Textauszug –
# Samba Rechte ?



## Boli (28. Mai 2002)

Hi 

Ich hab mir jetzt Suse 7.3 installiert. Samba eingerichtet. 
Nun kann ich in mein Verzeichnis auf dem Linux Rechner alles machen ! 

Ich hab dann ein Verzeichnis mit [PHP4] angelegt. 
Ich kann darin alles sehen aber hab leider keine Schreibrechte wie in meinem eigenen Verzeichnis . 
Ich brauch das um mit PHP zu Arbeiten ! 

Woran liegt das Problem ? 
Hier meine smb.conf 

In dem [b0li] Verzeichnis kann ich alles machen ! 
Aber in dem [PHP4] leider nicht  


[global] 
workgroup = test 
netbios name = Suse 
server string = Samba Server 
os level = 2 
keep alive = 30 
kernel oplocks = false 
security = user 
encrypt passwords = Yes 
guest account = Nobody 
map to guest = Bad User 

[b0li] 
comment = b0li Heimatverzeichnis 
path = /home/b0li 
browseable = yes 
read only = no 
create mode = 0750 
public = no 


[PHP4] 
comment = PHP4 Ordner 
path = /usr/local/httpd/htdocs 
browseable = yes 
read only = yes 
create mode = 0777 
public = yes 


Für Hilfe wäre ich sehr Dankbar 

greetz b0li


----------



## Boli (28. Mai 2002)

Aufgabe A –
Beantworte anhand des Forenbeitrags zu Samba-Rechten diese Fragen:
(i) Welche Suse-Version wurde installiert?
(ii) Welcher Pfad ist für die Freigabe [PHP4] eingetragen?
(iii) Welcher Wert steht in der smb.conf bei „workgroup“?
Aufgabe B – Fasse im Forenbeitrag zu Samba-Rechten den Absatz, der mit „Ich hab dann ein Verzeichnis mit [PHP4] angelegt.“ beginnt, als kurze Stichpunktliste zusammen.
Für das Folgende braucht man die Einträge nicht.

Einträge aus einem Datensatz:

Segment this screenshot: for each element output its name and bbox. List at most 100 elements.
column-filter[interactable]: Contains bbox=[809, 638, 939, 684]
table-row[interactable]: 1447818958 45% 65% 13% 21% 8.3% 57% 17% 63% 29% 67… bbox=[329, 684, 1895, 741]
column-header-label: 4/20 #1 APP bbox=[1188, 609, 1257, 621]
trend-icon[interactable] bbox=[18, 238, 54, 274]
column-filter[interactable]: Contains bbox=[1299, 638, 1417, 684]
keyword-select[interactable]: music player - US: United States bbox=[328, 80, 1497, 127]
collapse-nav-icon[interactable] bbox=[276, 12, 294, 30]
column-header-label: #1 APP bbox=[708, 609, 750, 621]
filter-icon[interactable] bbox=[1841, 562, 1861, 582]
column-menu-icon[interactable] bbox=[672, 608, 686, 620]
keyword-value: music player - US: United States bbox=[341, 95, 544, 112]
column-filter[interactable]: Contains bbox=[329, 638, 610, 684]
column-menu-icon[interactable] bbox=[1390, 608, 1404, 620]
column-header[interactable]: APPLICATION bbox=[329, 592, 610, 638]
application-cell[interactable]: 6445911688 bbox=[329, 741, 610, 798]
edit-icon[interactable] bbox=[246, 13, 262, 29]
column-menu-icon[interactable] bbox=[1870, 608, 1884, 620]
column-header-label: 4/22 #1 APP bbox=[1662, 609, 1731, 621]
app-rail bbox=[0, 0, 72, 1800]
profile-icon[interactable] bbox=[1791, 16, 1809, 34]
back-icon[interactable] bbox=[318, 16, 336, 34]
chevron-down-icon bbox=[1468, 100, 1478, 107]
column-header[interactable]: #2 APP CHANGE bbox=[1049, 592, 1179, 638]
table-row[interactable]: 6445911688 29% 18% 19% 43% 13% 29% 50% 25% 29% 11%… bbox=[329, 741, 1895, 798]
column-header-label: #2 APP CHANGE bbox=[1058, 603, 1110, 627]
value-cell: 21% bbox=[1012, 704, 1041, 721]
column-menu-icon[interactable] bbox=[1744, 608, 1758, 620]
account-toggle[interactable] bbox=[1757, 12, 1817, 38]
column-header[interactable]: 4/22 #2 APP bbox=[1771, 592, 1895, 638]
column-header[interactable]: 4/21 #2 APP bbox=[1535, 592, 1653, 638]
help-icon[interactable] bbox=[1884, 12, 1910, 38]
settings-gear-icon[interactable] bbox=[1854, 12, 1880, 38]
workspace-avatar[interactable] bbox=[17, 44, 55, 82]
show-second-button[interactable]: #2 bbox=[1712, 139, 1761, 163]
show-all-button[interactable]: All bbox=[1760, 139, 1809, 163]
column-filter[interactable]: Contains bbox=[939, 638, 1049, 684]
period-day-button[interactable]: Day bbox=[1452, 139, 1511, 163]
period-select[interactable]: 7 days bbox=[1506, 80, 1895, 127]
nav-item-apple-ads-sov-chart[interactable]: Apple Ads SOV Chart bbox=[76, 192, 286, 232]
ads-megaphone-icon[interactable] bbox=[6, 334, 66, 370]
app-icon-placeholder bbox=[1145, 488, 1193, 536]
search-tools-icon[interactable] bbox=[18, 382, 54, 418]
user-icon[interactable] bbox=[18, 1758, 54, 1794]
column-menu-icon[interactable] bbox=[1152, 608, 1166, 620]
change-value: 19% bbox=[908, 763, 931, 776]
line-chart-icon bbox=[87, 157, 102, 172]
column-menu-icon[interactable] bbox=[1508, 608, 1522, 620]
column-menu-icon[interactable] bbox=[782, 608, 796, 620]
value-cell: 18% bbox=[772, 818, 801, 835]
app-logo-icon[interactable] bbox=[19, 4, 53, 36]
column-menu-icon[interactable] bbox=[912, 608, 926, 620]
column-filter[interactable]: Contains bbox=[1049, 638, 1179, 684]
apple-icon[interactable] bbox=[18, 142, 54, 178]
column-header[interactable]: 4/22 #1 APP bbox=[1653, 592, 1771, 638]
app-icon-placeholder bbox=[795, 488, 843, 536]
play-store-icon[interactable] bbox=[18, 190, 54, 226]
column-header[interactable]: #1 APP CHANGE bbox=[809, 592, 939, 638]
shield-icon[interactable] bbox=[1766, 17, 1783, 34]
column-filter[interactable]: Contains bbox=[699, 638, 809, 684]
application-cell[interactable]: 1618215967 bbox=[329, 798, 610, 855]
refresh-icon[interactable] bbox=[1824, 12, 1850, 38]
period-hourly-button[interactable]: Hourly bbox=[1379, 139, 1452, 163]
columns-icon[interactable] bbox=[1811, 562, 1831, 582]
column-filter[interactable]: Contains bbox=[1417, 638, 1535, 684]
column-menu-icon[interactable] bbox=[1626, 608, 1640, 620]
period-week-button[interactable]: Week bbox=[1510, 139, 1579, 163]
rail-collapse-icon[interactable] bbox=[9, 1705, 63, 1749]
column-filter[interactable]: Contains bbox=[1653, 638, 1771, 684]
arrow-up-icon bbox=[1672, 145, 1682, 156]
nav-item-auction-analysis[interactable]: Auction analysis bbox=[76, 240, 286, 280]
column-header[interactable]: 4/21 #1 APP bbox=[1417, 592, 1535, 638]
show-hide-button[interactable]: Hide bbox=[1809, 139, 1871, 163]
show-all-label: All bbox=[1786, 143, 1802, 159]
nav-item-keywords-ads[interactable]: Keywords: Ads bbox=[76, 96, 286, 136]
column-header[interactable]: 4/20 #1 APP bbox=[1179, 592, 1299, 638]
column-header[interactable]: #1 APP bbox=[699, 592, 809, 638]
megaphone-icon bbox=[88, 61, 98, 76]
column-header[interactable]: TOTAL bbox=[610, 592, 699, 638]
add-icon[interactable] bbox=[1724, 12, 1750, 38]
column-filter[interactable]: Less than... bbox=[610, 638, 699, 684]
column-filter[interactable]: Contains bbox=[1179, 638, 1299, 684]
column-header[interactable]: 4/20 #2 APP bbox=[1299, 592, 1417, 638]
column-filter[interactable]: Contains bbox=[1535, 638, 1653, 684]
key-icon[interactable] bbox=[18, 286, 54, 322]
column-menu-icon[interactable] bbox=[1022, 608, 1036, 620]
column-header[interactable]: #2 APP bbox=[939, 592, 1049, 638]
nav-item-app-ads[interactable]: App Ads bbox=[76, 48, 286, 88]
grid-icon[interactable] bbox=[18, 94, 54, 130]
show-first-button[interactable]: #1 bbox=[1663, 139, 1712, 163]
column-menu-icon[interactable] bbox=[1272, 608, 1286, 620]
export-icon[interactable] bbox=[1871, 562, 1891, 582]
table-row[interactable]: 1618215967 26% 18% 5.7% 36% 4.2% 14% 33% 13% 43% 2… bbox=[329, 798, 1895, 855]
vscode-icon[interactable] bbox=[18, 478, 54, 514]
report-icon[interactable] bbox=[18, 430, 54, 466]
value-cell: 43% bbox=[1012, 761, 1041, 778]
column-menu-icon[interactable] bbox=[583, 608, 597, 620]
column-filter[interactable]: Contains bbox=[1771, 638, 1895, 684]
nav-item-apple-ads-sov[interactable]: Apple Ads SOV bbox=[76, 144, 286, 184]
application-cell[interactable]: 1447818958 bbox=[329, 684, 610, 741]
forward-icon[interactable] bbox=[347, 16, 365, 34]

Vollständige Antwort A –
(i) Suse 7.3
(ii) /usr/local/httpd/htdocs
(iii) test

Vollständige Antwort B –
- Verzeichnis [PHP4] angelegt
- Inhalt darin sichtbar
- Keine Schreibrechte wie im eigenen Verzeichnis
- Schreibrechte werden für die Arbeit mit PHP gebraucht